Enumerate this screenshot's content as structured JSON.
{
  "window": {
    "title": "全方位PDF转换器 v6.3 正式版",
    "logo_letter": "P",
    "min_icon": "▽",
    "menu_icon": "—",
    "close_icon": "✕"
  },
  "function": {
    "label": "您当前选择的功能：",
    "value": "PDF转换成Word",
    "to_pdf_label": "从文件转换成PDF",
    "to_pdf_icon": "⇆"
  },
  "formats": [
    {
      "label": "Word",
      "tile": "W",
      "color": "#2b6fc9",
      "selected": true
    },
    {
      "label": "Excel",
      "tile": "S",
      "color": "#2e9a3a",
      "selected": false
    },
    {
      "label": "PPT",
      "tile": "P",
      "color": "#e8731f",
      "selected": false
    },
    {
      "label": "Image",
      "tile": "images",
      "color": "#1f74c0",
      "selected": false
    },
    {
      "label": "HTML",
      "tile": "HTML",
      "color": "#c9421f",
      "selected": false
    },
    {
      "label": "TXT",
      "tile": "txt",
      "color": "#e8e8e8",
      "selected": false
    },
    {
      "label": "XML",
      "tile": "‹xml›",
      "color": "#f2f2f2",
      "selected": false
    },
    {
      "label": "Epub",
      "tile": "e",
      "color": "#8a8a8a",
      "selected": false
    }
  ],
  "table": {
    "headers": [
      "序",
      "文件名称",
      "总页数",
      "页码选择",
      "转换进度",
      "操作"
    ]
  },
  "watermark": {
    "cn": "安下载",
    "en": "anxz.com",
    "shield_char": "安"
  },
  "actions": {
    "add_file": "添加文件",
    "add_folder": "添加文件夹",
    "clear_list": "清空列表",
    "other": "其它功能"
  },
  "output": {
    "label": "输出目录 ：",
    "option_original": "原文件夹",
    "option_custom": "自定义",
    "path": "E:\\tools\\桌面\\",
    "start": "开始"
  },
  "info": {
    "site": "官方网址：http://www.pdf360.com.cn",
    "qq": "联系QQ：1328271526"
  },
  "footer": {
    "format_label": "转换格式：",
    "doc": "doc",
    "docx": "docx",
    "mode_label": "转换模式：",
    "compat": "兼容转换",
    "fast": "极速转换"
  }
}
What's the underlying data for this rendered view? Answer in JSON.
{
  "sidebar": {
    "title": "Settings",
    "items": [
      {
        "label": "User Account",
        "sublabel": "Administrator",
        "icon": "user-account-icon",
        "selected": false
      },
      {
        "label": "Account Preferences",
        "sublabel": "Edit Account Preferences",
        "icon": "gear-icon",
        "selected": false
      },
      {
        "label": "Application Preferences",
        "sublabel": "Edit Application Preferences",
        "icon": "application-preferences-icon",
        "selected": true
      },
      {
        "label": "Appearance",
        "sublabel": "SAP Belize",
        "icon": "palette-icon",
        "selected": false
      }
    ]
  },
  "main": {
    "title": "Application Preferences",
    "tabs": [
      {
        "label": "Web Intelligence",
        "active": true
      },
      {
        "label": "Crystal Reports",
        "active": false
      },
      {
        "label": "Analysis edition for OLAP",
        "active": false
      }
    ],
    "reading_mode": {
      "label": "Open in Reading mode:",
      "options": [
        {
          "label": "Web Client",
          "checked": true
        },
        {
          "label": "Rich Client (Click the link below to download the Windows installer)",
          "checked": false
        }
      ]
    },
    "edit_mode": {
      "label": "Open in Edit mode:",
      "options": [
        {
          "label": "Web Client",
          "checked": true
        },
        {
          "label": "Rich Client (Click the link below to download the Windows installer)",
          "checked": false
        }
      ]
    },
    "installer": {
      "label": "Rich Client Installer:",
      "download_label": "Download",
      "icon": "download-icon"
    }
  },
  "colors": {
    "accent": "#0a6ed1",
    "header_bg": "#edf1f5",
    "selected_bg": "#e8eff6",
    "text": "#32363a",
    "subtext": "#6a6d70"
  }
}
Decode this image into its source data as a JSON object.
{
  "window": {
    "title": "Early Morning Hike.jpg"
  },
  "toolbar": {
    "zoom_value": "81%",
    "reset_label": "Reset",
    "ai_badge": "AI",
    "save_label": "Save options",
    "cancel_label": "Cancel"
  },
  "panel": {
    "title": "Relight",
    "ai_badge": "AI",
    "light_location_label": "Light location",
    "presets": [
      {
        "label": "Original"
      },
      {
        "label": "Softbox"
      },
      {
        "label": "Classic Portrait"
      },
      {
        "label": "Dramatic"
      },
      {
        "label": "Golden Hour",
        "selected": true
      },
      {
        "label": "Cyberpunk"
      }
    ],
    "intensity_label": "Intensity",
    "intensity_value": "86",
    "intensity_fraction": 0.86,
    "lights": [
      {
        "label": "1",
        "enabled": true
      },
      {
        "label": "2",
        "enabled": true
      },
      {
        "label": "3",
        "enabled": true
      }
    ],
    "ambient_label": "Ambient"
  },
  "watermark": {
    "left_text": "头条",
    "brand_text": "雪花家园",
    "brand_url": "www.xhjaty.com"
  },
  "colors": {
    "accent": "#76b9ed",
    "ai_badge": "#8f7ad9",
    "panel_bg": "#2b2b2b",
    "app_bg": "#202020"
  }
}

○ ○ ○ ○ ○

Output every entry shown above, exactly.

CORRECT ANSWER =
Enumerate this screenshot's content as structured JSON.
{
  "window": {
    "title": "全方位PDF转换器 v6.3 正式版",
    "logo_letter": "P",
    "min_icon": "▽",
    "menu_icon": "—",
    "close_icon": "✕"
  },
  "function": {
    "label": "您当前选择的功能：",
    "value": "PDF转换成Word",
    "to_pdf_label": "从文件转换成PDF",
    "to_pdf_icon": "⇆"
  },
  "formats": [
    {
      "label": "Word",
      "tile": "W",
      "color": "#2b6fc9",
      "selected": true
    },
    {
      "label": "Excel",
      "tile": "S",
      "color": "#2e9a3a",
      "selected": false
    },
    {
      "label": "PPT",
      "tile": "P",
      "color": "#e8731f",
      "selected": false
    },
    {
      "label": "Image",
      "tile": "images",
      "color": "#1f74c0",
      "selected": false
    },
    {
      "label": "HTML",
      "tile": "HTML",
      "color": "#c9421f",
      "selected": false
    },
    {
      "label": "TXT",
      "tile": "txt",
      "color": "#e8e8e8",
      "selected": false
    },
    {
      "label": "XML",
      "tile": "‹xml›",
      "color": "#f2f2f2",
      "selected": false
    },
    {
      "label": "Epub",
      "tile": "e",
      "color": "#8a8a8a",
      "selected": false
    }
  ],
  "table": {
    "headers": [
      "序",
      "文件名称",
      "总页数",
      "页码选择",
      "转换进度",
      "操作"
    ]
  },
  "watermark": {
    "cn": "安下载",
    "en": "anxz.com",
    "shield_char": "安"
  },
  "actions": {
    "add_file": "添加文件",
    "add_folder": "添加文件夹",
    "clear_list": "清空列表",
    "other": "其它功能"
  },
  "output": {
    "label": "输出目录 ：",
    "option_original": "原文件夹",
    "option_custom": "自定义",
    "path": "E:\\tools\\桌面\\",
    "start": "开始"
  },
  "info": {
    "site": "官方网址：http://www.pdf360.com.cn",
    "qq": "联系QQ：1328271526"
  },
  "footer": {
    "format_label": "转换格式：",
    "doc": "doc",
    "docx": "docx",
    "mode_label": "转换模式：",
    "compat": "兼容转换",
    "fast": "极速转换"
  }
}
What's the underlying data for this rendered view? Answer in JSON.
{
  "sidebar": {
    "title": "Settings",
    "items": [
      {
        "label": "User Account",
        "sublabel": "Administrator",
        "icon": "user-account-icon",
        "selected": false
      },
      {
        "label": "Account Preferences",
        "sublabel": "Edit Account Preferences",
        "icon": "gear-icon",
        "selected": false
      },
      {
        "label": "Application Preferences",
        "sublabel": "Edit Application Preferences",
        "icon": "application-preferences-icon",
        "selected": true
      },
      {
        "label": "Appearance",
        "sublabel": "SAP Belize",
        "icon": "palette-icon",
        "selected": false
      }
    ]
  },
  "main": {
    "title": "Application Preferences",
    "tabs": [
      {
        "label": "Web Intelligence",
        "active": true
      },
      {
        "label": "Crystal Reports",
        "active": false
      },
      {
        "label": "Analysis edition for OLAP",
        "active": false
      }
    ],
    "reading_mode": {
      "label": "Open in Reading mode:",
      "options": [
        {
          "label": "Web Client",
          "checked": true
        },
        {
          "label": "Rich Client (Click the link below to download the Windows installer)",
          "checked": false
        }
      ]
    },
    "edit_mode": {
      "label": "Open in Edit mode:",
      "options": [
        {
          "label": "Web Client",
          "checked": true
        },
        {
          "label": "Rich Client (Click the link below to download the Windows installer)",
          "checked": false
        }
      ]
    },
    "installer": {
      "label": "Rich Client Installer:",
      "download_label": "Download",
      "icon": "download-icon"
    }
  },
  "colors": {
    "accent": "#0a6ed1",
    "header_bg": "#edf1f5",
    "selected_bg": "#e8eff6",
    "text": "#32363a",
    "subtext": "#6a6d70"
  }
}
Decode this image into its source data as a JSON object.
{
  "window": {
    "title": "Early Morning Hike.jpg"
  },
  "toolbar": {
    "zoom_value": "81%",
    "reset_label": "Reset",
    "ai_badge": "AI",
    "save_label": "Save options",
    "cancel_label": "Cancel"
  },
  "panel": {
    "title": "Relight",
    "ai_badge": "AI",
    "light_location_label": "Light location",
    "presets": [
      {
        "label": "Original"
      },
      {
        "label": "Softbox"
      },
      {
        "label": "Classic Portrait"
      },
      {
        "label": "Dramatic"
      },
      {
        "label": "Golden Hour",
        "selected": true
      },
      {
        "label": "Cyberpunk"
      }
    ],
    "intensity_label": "Intensity",
    "intensity_value": "86",
    "intensity_fraction": 0.86,
    "lights": [
      {
        "label": "1",
        "enabled": true
      },
      {
        "label": "2",
        "enabled": true
      },
      {
        "label": "3",
        "enabled": true
      }
    ],
    "ambient_label": "Ambient"
  },
  "watermark": {
    "left_text": "头条",
    "brand_text": "雪花家园",
    "brand_url": "www.xhjaty.com"
  },
  "colors": {
    "accent": "#76b9ed",
    "ai_badge": "#8f7ad9",
    "panel_bg": "#2b2b2b",
    "app_bg": "#202020"
  }
}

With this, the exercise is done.